Stored records

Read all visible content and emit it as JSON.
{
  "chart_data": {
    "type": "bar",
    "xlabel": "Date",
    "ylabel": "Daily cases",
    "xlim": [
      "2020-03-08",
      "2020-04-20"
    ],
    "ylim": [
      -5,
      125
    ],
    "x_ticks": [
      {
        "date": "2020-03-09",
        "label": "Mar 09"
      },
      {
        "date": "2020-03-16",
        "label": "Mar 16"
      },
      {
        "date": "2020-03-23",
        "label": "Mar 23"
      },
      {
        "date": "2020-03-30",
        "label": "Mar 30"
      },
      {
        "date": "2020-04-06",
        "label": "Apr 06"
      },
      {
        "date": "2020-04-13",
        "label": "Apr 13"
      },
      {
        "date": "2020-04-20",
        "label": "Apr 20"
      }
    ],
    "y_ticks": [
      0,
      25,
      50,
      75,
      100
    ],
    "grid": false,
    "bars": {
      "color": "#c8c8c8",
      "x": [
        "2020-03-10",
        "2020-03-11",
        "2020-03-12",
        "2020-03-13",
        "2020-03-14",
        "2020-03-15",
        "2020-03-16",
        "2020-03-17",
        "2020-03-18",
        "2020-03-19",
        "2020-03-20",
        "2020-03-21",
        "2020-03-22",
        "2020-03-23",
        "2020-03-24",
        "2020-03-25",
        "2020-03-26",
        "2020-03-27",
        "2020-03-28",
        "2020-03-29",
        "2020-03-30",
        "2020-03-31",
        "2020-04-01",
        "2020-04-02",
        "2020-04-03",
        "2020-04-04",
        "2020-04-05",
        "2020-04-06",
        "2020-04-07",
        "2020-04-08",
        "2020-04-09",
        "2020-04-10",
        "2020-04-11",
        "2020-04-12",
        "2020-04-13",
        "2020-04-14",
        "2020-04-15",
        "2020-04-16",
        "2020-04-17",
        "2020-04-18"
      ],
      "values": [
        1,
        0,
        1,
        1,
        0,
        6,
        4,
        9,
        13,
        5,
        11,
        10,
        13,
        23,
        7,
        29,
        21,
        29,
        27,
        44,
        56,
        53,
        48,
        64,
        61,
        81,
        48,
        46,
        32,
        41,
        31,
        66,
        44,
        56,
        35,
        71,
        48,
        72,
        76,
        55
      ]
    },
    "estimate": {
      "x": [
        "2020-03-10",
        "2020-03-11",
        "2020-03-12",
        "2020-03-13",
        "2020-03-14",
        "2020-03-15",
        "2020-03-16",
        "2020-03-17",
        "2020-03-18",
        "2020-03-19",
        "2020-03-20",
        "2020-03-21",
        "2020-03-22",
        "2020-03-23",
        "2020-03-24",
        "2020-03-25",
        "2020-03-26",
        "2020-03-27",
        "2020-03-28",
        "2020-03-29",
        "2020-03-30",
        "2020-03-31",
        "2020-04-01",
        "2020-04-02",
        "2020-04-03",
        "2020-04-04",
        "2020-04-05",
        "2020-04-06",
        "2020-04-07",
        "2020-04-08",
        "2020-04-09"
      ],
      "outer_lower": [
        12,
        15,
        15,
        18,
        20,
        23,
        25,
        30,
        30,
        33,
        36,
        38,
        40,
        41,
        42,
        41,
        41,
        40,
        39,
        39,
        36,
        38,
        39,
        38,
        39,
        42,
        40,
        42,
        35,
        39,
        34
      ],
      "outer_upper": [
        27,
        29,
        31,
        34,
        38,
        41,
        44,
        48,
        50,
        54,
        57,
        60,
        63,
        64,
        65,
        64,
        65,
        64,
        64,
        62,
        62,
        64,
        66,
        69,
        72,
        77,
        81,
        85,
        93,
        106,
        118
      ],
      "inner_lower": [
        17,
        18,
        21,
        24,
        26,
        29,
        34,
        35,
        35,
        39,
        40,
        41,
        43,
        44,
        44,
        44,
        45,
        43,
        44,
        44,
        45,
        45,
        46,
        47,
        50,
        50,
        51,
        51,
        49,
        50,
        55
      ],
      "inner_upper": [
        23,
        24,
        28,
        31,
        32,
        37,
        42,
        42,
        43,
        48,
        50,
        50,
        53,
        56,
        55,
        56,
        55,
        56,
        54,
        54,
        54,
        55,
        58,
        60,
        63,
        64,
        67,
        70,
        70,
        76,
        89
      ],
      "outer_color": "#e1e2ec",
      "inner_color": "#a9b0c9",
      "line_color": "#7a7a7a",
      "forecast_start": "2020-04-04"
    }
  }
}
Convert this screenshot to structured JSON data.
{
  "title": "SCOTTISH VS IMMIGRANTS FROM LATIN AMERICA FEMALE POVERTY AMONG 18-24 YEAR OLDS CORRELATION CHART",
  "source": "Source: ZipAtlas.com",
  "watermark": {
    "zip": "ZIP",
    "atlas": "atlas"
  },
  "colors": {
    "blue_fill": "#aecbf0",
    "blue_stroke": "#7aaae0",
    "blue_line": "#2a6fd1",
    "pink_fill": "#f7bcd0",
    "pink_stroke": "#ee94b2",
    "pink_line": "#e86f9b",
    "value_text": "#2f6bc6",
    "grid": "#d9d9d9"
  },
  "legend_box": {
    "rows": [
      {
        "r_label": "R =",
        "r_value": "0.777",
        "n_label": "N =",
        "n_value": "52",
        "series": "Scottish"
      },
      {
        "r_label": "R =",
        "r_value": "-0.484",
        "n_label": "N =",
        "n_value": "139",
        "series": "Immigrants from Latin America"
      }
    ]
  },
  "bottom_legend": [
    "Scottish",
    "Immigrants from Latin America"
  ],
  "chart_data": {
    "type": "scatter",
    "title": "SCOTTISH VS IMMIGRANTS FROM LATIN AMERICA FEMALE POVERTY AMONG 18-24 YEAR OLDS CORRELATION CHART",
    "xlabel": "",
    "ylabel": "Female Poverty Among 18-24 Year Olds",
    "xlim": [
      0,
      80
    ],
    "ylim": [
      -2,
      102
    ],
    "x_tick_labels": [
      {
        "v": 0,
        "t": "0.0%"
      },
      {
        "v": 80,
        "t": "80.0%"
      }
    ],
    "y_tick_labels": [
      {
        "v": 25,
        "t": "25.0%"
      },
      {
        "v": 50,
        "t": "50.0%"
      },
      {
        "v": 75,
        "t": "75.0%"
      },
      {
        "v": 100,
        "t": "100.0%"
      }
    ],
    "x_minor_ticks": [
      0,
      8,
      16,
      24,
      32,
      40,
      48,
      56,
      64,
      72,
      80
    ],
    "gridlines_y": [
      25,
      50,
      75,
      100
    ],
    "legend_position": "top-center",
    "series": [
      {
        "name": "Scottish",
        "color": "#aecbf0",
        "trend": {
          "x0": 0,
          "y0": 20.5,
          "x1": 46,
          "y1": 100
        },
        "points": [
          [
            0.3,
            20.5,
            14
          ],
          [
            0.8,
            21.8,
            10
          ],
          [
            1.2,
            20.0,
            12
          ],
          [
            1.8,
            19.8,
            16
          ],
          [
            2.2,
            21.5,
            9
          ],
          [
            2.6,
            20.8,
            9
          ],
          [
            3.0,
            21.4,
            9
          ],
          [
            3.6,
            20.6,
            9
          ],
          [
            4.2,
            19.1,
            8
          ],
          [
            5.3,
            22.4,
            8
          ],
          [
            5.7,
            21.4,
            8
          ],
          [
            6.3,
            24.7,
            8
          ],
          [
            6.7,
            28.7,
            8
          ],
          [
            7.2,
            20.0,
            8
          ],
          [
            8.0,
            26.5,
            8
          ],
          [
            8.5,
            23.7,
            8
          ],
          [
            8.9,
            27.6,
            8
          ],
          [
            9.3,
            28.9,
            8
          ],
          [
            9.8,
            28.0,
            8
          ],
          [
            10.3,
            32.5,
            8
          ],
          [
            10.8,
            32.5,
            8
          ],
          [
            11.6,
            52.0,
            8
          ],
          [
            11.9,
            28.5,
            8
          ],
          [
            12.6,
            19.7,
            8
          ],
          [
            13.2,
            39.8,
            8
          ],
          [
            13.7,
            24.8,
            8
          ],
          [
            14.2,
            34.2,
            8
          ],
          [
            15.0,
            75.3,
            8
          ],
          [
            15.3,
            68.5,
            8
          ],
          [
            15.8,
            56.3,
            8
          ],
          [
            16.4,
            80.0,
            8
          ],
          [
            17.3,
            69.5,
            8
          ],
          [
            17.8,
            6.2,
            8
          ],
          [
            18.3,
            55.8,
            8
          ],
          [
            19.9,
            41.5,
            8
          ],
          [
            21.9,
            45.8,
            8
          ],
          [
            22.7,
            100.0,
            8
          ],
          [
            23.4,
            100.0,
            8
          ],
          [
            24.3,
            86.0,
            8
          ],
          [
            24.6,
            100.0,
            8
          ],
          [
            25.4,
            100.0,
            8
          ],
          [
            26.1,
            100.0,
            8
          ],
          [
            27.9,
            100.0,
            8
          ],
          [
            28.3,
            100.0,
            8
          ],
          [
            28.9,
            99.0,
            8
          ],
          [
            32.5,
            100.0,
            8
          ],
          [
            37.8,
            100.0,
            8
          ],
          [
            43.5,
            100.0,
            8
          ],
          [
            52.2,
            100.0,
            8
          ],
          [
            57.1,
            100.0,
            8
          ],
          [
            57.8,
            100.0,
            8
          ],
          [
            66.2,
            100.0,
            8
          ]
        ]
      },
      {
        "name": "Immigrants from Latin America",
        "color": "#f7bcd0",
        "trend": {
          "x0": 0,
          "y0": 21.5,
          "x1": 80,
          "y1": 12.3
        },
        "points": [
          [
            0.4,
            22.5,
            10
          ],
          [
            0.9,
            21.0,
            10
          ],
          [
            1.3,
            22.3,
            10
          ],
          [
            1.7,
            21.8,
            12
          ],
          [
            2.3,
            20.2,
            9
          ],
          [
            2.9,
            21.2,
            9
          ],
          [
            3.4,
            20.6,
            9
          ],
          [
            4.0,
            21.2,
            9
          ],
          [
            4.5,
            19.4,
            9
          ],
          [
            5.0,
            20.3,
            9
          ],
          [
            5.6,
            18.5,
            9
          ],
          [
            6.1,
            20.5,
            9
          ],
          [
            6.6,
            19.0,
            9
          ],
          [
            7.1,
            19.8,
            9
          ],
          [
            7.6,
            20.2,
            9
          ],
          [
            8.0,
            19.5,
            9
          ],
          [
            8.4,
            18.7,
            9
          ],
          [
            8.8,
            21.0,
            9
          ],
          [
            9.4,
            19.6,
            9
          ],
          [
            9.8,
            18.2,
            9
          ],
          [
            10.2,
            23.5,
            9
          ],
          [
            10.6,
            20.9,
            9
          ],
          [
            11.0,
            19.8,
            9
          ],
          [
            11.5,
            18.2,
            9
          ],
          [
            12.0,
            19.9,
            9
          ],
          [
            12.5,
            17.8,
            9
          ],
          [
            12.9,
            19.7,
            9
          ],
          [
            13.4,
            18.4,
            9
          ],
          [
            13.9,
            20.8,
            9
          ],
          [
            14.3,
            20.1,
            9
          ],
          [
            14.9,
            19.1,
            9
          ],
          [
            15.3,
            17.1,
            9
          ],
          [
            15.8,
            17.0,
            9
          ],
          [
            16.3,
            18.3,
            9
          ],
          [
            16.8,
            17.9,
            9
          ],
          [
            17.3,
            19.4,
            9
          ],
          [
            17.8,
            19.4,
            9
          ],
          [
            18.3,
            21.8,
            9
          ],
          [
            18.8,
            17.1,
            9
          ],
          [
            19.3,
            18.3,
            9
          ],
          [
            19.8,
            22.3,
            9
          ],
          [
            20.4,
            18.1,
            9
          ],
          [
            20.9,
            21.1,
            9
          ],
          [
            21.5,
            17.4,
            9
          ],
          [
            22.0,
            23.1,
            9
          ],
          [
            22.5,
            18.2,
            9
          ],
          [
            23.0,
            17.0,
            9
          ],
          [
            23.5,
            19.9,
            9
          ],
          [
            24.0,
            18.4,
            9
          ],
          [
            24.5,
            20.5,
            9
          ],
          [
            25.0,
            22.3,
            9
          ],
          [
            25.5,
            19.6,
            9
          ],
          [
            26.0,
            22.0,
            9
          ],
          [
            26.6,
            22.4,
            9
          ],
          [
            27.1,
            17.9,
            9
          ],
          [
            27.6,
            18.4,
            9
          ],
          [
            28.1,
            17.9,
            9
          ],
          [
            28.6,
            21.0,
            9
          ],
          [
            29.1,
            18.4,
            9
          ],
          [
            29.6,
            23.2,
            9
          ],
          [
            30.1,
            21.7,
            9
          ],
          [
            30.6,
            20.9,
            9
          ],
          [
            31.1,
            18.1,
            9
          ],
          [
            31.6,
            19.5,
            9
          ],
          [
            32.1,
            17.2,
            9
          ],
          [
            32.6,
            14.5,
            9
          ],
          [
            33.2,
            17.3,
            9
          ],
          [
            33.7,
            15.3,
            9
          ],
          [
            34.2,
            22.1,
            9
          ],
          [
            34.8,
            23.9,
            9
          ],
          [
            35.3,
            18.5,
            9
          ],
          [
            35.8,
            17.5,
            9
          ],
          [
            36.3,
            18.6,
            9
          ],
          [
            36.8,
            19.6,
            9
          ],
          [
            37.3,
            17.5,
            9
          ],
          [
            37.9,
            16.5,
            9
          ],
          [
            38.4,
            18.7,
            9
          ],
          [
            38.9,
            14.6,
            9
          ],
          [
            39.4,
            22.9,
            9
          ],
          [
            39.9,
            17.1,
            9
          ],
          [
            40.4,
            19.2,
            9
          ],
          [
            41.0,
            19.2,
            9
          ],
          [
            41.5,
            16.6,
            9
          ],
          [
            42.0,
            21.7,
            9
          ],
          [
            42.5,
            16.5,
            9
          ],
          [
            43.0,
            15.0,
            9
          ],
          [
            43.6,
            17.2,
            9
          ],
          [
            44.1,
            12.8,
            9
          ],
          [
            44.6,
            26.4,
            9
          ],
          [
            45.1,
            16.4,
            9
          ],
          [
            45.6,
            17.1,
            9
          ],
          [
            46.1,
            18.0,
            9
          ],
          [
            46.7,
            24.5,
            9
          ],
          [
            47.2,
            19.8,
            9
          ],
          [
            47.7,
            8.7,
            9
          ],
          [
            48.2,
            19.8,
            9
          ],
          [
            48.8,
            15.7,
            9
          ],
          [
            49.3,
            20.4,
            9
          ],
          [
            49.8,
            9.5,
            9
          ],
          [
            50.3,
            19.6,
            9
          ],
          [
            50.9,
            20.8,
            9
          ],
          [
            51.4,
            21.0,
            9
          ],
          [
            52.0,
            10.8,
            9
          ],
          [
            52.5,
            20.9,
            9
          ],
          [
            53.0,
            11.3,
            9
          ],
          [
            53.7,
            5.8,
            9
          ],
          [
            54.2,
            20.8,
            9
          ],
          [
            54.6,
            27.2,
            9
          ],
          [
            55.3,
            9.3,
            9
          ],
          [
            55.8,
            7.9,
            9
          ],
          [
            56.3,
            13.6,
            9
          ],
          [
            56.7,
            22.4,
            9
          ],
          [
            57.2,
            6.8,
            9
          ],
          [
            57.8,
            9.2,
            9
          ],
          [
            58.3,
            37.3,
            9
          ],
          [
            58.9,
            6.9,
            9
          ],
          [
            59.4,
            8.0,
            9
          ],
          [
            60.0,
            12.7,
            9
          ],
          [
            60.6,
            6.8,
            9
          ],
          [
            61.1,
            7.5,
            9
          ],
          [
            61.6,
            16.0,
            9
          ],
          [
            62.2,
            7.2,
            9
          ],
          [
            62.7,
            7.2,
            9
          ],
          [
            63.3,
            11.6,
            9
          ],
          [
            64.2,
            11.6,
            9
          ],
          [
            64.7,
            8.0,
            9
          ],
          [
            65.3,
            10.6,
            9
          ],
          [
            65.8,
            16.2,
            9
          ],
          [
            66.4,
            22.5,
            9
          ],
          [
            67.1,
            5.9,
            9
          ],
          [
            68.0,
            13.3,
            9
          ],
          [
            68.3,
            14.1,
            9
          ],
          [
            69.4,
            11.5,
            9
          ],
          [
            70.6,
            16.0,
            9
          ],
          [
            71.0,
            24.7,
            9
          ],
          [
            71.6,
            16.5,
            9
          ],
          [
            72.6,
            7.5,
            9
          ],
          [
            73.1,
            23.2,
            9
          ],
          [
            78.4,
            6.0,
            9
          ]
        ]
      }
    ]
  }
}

Objective:
Report only how many lines in the entries contain "JSON".

Exercise result:
2